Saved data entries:

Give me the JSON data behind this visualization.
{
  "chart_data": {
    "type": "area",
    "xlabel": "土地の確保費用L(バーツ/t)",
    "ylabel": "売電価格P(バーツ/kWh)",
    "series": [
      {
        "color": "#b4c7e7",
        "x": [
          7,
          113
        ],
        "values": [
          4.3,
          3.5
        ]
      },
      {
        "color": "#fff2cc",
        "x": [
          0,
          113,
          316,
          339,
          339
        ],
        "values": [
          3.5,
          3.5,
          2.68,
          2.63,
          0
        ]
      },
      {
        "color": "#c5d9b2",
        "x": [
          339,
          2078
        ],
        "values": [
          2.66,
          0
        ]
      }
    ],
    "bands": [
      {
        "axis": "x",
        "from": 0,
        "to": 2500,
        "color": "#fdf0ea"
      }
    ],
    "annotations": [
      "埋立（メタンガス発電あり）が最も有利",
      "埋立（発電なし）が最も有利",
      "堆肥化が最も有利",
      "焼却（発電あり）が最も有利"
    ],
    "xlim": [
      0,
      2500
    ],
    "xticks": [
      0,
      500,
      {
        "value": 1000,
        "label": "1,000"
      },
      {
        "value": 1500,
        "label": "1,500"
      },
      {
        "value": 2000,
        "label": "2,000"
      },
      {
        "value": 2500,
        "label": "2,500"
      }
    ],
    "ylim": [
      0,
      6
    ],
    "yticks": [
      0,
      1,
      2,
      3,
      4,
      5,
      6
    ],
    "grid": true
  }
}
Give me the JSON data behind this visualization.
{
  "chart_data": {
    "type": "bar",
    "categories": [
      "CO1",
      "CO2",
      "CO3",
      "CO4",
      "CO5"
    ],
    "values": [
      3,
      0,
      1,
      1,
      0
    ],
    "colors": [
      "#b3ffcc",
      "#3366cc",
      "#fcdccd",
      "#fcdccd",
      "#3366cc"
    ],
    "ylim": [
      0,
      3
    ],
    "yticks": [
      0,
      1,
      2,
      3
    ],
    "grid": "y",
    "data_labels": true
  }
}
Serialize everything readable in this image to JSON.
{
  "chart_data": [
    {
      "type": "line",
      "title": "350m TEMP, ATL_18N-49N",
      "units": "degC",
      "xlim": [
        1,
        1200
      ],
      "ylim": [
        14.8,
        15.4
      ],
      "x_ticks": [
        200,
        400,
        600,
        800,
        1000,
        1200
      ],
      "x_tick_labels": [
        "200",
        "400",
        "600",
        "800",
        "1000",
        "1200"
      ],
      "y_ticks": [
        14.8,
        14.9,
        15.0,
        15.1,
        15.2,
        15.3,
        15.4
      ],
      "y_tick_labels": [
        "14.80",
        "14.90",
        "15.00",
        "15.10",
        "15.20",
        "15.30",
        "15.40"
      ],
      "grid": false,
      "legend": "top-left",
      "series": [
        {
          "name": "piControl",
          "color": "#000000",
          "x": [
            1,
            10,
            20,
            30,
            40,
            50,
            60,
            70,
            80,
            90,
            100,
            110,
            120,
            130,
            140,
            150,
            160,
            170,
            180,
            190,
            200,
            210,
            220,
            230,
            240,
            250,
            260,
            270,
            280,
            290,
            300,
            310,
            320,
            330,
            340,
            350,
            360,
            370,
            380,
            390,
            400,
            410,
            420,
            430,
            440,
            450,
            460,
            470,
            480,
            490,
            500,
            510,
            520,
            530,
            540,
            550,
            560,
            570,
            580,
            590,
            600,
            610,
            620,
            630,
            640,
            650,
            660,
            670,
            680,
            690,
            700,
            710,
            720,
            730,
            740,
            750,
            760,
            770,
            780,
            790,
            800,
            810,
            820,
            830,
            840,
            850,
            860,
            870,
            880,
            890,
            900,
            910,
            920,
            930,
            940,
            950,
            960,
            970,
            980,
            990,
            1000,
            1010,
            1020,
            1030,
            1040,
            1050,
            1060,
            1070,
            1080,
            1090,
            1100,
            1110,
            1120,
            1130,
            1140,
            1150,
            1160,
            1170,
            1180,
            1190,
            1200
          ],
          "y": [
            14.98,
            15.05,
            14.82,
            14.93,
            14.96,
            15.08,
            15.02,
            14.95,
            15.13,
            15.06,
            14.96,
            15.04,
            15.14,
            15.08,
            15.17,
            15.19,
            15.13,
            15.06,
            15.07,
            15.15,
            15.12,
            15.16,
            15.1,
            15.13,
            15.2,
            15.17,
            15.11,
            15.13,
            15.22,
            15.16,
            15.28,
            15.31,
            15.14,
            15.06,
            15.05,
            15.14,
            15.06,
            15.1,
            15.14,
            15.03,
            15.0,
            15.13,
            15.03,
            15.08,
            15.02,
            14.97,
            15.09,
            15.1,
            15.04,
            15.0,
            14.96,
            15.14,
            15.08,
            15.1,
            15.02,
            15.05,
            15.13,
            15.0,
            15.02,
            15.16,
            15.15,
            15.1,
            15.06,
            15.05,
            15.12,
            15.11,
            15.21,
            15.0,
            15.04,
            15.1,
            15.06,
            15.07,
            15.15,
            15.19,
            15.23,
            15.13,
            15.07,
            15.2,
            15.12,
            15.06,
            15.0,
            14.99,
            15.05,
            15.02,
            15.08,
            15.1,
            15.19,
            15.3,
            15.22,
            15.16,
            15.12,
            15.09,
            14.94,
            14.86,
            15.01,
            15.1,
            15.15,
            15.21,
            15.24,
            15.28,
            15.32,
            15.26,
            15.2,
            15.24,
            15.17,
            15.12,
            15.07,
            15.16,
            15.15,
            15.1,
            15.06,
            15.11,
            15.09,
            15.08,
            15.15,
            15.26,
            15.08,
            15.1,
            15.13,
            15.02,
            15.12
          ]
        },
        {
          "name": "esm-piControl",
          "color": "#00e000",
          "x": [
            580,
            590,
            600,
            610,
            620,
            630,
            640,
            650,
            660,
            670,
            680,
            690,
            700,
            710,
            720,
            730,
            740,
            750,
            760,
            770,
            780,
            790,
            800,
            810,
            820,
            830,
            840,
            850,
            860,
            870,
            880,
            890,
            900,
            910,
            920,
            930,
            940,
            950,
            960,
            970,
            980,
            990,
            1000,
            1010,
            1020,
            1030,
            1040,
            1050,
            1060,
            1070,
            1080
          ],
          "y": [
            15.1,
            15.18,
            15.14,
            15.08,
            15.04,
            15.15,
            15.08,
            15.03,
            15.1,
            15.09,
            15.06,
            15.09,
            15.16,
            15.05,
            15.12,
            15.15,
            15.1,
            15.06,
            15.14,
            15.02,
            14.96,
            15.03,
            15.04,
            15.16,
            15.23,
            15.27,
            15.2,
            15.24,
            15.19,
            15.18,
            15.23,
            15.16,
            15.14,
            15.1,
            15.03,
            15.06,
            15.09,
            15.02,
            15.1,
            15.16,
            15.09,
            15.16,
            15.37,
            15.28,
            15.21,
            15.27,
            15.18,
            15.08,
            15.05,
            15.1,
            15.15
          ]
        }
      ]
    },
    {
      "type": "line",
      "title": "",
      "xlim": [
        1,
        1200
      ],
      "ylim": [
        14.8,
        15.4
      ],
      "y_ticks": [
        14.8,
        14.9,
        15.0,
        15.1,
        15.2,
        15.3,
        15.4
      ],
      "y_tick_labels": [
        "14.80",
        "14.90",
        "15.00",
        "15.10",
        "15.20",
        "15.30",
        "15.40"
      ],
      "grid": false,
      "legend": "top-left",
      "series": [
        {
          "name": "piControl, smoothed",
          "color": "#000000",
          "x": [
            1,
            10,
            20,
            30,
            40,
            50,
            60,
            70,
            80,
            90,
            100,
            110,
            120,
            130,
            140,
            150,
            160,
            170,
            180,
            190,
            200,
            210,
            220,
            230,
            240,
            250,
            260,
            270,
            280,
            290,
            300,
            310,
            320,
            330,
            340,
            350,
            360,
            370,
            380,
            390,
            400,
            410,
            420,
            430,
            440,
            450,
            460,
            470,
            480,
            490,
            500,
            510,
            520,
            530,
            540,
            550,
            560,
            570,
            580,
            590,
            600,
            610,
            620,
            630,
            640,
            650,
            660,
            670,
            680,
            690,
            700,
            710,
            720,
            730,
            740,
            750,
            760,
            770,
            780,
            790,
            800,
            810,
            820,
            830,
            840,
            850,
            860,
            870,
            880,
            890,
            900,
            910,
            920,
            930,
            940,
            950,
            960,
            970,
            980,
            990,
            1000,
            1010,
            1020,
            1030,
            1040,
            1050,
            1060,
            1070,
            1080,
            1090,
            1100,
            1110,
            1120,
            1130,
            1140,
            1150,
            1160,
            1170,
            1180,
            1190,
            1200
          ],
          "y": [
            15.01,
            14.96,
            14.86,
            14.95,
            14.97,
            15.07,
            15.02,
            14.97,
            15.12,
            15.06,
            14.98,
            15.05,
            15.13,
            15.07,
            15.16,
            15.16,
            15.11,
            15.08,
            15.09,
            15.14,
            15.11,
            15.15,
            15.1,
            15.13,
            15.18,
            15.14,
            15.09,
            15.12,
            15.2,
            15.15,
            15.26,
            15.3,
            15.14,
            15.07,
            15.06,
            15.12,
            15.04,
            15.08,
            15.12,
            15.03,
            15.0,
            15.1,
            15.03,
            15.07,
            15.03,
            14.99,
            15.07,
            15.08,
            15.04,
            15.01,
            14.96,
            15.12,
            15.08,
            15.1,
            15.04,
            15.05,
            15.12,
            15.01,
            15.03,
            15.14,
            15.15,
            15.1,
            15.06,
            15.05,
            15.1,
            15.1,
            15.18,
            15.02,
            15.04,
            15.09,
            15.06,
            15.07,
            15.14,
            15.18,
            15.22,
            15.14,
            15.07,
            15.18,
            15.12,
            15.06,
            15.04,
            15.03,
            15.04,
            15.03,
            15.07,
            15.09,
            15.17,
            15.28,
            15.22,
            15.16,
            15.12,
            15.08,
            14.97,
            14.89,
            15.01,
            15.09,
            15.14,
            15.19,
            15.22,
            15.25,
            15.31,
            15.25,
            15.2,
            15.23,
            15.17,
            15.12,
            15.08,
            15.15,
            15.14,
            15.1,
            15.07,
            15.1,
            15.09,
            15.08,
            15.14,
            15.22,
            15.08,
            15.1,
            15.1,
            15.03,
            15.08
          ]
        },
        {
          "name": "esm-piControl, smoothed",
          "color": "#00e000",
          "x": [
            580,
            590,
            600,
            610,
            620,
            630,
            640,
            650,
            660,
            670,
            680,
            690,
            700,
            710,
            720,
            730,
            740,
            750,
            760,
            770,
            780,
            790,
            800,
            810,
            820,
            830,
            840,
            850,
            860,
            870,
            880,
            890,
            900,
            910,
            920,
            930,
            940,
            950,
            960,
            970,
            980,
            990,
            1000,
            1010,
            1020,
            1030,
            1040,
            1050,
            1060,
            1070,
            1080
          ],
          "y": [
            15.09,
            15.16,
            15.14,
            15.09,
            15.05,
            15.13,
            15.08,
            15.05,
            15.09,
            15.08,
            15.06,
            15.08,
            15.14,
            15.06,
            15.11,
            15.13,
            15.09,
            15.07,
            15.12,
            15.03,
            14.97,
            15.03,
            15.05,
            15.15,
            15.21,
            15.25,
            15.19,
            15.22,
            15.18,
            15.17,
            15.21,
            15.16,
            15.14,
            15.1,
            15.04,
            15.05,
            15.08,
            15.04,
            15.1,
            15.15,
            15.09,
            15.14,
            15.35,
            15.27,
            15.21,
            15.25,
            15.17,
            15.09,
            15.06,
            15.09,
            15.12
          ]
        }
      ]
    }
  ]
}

§ TASK DETAILS: Copy down every line of the entries containing the word "smoothed".

§ SOLUTION:
          "name": "piControl, smoothed",
          "name": "esm-piControl, smoothed",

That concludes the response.